## Work instructions
Your task is to copy every line of this material exactly.

## Entries shown
=======

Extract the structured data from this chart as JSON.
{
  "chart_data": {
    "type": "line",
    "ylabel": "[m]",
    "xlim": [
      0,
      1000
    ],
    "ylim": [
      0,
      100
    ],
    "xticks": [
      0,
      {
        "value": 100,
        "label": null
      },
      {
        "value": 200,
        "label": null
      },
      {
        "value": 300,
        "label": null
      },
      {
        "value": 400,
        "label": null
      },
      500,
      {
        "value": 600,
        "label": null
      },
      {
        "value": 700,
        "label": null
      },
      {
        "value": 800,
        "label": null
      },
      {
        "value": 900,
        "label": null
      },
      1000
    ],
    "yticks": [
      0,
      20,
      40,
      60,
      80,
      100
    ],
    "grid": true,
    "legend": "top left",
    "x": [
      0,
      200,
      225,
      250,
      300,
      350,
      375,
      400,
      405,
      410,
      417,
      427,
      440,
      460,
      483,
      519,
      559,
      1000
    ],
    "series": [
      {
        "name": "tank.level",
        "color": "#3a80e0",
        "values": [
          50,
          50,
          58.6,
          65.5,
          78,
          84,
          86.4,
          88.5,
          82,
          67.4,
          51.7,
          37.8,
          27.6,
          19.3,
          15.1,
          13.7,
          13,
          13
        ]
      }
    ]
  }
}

=======

## Exercise solution
Extract the structured data from this chart as JSON.
{
  "chart_data": {
    "type": "line",
    "ylabel": "[m]",
    "xlim": [
      0,
      1000
    ],
    "ylim": [
      0,
      100
    ],
    "xticks": [
      0,
      {
        "value": 100,
        "label": null
      },
      {
        "value": 200,
        "label": null
      },
      {
        "value": 300,
        "label": null
      },
      {
        "value": 400,
        "label": null
      },
      500,
      {
        "value": 600,
        "label": null
      },
      {
        "value": 700,
        "label": null
      },
      {
        "value": 800,
        "label": null
      },
      {
        "value": 900,
        "label": null
      },
      1000
    ],
    "yticks": [
      0,
      20,
      40,
      60,
      80,
      100
    ],
    "grid": true,
    "legend": "top left",
    "x": [
      0,
      200,
      225,
      250,
      300,
      350,
      375,
      400,
      405,
      410,
      417,
      427,
      440,
      460,
      483,
      519,
      559,
      1000
    ],
    "series": [
      {
        "name": "tank.level",
        "color": "#3a80e0",
        "values": [
          50,
          50,
          58.6,
          65.5,
          78,
          84,
          86.4,
          88.5,
          82,
          67.4,
          51.7,
          37.8,
          27.6,
          19.3,
          15.1,
          13.7,
          13,
          13
        ]
      }
    ]
  }
}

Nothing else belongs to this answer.